TO DO | For each line in the data below that holds "this", return a copy.

::: EXCERPTED RECORDS

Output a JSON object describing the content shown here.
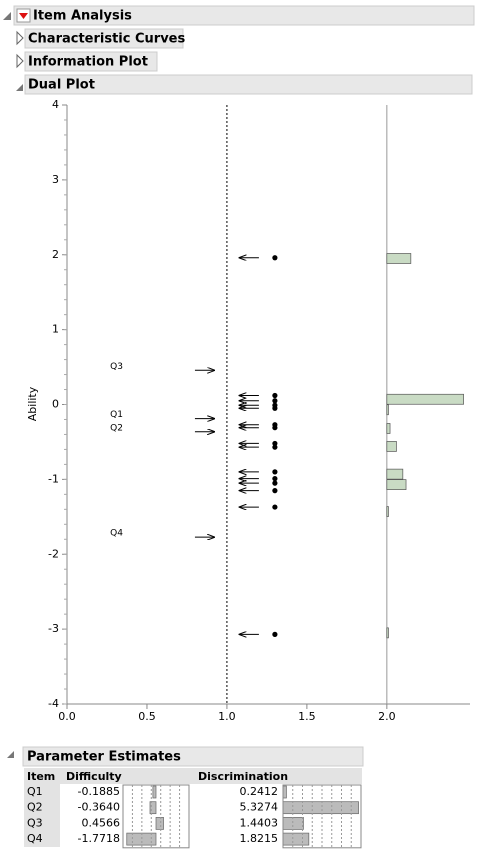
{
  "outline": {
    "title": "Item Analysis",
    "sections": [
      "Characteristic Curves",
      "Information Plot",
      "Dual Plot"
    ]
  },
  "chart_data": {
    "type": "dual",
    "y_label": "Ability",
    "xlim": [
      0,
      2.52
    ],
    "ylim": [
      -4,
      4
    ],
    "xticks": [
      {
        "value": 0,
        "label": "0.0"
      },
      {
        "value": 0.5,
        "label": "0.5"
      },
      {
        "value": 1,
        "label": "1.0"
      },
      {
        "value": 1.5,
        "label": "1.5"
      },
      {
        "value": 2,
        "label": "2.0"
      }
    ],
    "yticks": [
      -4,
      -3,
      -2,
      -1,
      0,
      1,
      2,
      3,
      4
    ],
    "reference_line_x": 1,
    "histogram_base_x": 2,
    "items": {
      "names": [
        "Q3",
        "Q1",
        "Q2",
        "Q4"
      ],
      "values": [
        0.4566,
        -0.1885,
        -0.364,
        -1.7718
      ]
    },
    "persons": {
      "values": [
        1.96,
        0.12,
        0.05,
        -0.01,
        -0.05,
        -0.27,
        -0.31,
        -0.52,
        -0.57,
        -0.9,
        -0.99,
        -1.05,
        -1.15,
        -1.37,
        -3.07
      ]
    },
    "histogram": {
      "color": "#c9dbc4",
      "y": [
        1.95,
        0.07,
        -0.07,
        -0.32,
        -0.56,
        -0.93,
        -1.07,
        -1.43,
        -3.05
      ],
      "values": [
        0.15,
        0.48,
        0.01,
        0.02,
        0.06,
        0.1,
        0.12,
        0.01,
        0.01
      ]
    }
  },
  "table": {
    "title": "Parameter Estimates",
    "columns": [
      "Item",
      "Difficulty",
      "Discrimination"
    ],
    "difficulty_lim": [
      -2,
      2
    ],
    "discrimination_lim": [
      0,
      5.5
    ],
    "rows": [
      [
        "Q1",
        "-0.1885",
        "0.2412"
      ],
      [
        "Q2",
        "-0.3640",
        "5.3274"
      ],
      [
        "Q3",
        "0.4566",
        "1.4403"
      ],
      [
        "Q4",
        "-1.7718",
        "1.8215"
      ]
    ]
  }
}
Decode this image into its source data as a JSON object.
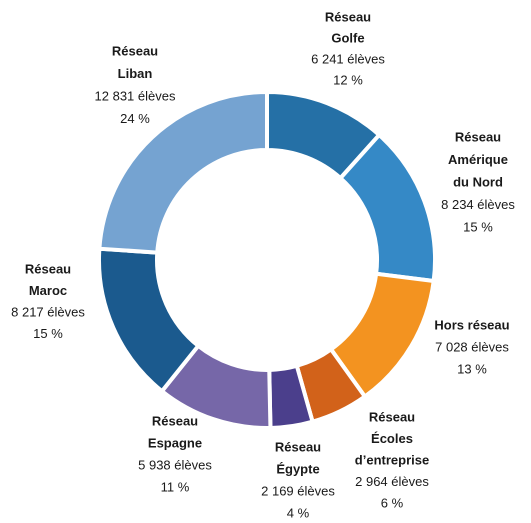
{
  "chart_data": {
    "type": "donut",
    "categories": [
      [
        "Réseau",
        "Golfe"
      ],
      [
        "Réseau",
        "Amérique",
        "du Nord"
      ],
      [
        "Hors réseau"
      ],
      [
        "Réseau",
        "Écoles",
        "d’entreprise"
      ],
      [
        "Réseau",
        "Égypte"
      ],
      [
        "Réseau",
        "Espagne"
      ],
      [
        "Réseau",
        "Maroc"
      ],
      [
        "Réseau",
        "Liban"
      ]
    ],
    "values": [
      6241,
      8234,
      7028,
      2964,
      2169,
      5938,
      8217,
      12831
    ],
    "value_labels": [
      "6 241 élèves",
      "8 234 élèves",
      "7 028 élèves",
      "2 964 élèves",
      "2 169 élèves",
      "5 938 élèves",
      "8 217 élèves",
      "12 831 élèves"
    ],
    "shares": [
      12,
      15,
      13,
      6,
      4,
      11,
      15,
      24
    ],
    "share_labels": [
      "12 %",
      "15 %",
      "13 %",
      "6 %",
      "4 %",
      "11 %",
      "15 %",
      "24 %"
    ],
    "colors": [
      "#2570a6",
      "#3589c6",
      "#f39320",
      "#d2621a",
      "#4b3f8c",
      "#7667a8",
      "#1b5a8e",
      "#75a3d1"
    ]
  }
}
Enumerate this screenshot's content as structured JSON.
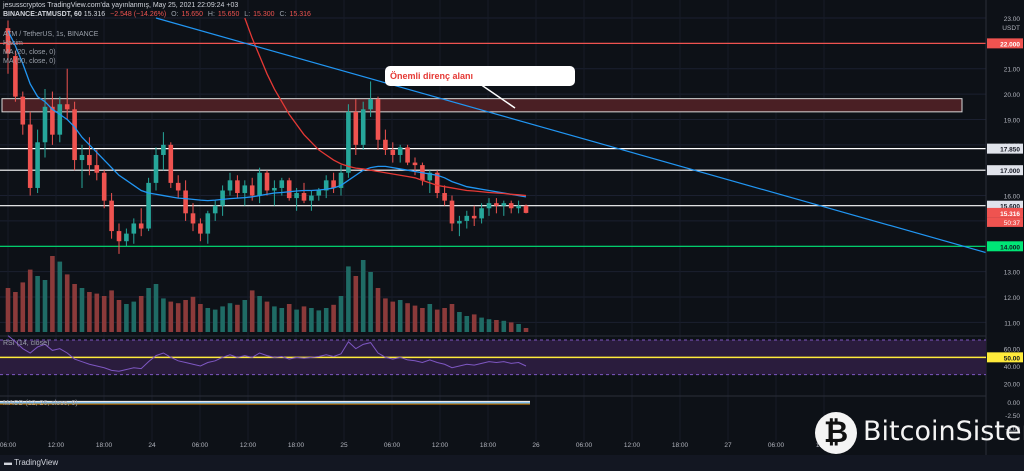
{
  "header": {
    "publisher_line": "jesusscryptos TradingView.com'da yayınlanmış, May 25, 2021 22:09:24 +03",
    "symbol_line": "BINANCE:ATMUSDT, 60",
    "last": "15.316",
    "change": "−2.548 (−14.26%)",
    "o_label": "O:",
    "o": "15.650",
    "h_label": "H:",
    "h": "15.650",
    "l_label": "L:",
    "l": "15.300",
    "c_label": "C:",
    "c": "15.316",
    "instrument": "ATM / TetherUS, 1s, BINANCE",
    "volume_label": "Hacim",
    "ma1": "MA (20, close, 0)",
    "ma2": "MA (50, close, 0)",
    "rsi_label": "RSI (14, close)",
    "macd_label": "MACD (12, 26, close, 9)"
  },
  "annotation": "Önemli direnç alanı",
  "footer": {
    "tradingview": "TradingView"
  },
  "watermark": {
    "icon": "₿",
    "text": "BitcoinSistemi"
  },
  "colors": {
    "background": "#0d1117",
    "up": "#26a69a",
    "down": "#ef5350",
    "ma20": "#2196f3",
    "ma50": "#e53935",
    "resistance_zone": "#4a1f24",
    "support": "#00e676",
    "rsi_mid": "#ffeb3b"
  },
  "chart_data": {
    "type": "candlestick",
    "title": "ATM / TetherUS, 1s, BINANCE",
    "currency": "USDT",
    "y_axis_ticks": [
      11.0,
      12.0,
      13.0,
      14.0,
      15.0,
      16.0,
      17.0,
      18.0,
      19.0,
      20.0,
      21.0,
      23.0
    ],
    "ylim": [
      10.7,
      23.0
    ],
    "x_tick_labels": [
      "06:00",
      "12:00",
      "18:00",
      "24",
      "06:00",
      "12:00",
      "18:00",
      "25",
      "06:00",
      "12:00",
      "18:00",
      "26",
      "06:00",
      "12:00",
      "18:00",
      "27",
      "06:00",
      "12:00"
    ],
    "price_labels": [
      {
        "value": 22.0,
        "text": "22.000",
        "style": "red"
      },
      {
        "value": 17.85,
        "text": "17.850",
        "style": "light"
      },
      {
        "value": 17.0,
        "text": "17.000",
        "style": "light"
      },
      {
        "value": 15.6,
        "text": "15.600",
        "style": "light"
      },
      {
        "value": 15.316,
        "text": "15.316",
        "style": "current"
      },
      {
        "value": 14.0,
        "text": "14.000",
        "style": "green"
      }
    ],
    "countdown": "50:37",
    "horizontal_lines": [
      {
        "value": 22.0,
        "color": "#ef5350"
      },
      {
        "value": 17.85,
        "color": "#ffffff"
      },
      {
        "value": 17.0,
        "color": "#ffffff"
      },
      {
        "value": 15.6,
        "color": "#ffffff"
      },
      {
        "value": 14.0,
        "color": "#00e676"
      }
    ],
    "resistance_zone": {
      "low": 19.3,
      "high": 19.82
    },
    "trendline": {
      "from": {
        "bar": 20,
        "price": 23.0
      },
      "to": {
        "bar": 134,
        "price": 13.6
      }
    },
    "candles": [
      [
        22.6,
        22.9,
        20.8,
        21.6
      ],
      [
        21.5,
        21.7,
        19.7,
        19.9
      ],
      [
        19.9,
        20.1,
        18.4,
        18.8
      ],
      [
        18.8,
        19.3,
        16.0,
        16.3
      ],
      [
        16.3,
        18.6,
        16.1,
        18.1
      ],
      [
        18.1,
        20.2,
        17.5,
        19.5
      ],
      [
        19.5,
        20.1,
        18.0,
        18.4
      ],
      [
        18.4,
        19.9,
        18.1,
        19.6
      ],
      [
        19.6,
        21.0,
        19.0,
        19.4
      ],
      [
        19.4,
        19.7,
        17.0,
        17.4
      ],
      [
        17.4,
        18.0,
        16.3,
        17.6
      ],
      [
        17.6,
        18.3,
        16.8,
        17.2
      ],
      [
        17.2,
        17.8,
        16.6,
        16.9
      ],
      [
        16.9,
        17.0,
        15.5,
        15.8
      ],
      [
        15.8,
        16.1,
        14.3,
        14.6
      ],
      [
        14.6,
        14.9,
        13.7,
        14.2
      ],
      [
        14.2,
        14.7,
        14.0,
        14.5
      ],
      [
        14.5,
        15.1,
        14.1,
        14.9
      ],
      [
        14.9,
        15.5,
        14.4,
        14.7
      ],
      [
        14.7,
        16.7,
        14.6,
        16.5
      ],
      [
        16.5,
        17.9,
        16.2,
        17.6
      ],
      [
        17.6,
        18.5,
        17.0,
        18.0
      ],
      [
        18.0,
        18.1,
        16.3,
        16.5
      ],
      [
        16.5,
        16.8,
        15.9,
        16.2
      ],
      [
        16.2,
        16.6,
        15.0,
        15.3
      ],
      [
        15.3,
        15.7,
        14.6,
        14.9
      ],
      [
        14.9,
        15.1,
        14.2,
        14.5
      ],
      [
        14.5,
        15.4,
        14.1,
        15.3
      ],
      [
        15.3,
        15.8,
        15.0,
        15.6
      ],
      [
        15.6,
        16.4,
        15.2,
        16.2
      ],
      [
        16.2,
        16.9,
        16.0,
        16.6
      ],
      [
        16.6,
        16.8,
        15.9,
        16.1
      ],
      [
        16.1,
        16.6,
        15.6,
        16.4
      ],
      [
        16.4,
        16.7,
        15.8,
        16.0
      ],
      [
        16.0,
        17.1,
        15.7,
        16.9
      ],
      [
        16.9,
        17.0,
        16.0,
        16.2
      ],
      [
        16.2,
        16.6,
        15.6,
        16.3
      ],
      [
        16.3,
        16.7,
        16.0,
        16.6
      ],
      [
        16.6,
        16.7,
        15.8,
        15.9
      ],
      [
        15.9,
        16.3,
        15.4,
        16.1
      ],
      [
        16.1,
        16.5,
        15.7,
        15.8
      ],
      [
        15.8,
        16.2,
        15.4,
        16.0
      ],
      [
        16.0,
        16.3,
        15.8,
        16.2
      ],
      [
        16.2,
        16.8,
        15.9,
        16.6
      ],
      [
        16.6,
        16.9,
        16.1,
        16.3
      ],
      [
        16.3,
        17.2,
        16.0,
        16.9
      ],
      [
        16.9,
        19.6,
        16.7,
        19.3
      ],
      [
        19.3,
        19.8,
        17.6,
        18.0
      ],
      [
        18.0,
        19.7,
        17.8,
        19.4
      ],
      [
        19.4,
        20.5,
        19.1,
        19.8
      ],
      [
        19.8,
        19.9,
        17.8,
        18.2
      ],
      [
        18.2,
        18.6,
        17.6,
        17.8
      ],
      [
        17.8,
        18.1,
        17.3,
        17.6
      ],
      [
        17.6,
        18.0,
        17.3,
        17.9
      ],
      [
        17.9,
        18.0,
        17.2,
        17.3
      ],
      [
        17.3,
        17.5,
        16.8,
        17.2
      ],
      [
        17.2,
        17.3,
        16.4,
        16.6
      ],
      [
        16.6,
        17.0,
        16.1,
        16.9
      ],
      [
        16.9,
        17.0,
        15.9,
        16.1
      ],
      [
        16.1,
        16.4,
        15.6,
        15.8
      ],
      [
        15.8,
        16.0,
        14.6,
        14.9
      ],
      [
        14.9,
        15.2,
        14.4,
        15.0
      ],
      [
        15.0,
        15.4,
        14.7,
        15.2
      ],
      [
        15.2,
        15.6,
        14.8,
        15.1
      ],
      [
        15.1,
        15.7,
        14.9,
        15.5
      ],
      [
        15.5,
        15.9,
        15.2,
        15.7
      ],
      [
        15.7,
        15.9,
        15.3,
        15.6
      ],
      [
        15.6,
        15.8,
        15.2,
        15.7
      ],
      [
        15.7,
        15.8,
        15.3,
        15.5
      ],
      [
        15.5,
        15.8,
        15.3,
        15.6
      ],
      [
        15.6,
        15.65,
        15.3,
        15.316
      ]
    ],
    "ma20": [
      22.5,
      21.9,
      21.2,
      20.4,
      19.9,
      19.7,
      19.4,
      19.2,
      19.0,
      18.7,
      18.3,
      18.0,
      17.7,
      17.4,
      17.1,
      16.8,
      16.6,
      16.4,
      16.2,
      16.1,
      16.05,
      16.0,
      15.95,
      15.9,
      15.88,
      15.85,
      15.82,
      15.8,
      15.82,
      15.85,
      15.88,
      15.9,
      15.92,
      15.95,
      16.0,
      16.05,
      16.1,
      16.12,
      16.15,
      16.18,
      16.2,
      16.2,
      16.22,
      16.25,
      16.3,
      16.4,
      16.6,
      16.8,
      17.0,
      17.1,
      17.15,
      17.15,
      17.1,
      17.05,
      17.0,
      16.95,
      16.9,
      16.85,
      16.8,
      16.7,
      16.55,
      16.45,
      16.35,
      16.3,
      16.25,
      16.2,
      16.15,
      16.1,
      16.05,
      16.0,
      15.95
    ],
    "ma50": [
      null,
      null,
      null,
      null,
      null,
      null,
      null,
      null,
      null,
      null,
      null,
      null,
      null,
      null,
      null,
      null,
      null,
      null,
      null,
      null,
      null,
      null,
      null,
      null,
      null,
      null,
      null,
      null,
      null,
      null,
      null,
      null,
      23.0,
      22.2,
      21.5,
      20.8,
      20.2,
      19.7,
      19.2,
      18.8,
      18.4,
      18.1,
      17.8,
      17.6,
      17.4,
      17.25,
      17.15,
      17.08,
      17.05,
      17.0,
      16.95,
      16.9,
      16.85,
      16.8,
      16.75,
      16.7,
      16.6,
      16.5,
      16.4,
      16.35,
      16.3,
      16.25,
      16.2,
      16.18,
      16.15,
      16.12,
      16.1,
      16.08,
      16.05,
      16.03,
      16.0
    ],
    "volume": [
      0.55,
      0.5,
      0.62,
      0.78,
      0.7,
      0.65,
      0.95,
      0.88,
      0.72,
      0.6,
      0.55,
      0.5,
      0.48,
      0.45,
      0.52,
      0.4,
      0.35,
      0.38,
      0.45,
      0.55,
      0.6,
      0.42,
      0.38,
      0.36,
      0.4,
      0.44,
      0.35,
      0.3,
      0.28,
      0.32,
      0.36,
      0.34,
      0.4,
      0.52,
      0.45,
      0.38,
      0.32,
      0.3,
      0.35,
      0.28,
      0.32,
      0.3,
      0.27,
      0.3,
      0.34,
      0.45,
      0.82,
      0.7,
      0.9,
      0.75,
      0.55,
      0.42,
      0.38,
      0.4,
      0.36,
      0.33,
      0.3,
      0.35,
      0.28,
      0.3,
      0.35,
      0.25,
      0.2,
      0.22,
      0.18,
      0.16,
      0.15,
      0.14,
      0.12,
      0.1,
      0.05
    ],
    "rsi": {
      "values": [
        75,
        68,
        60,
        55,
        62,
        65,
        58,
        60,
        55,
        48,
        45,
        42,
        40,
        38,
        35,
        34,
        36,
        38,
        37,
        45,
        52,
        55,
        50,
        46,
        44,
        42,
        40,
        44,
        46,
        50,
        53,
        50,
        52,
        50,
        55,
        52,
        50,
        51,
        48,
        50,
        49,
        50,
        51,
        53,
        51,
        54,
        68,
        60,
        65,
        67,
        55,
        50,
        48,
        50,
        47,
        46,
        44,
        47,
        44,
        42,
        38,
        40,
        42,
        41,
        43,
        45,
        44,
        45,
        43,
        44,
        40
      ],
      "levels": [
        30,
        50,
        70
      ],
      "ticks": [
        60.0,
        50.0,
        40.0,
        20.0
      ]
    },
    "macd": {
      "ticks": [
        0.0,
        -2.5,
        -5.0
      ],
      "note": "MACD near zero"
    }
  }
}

::::::

EXERCISE OUTPUT |
Decode this image into its source data as a JSON object.
Enumerate this screenshot's content as structured JSON.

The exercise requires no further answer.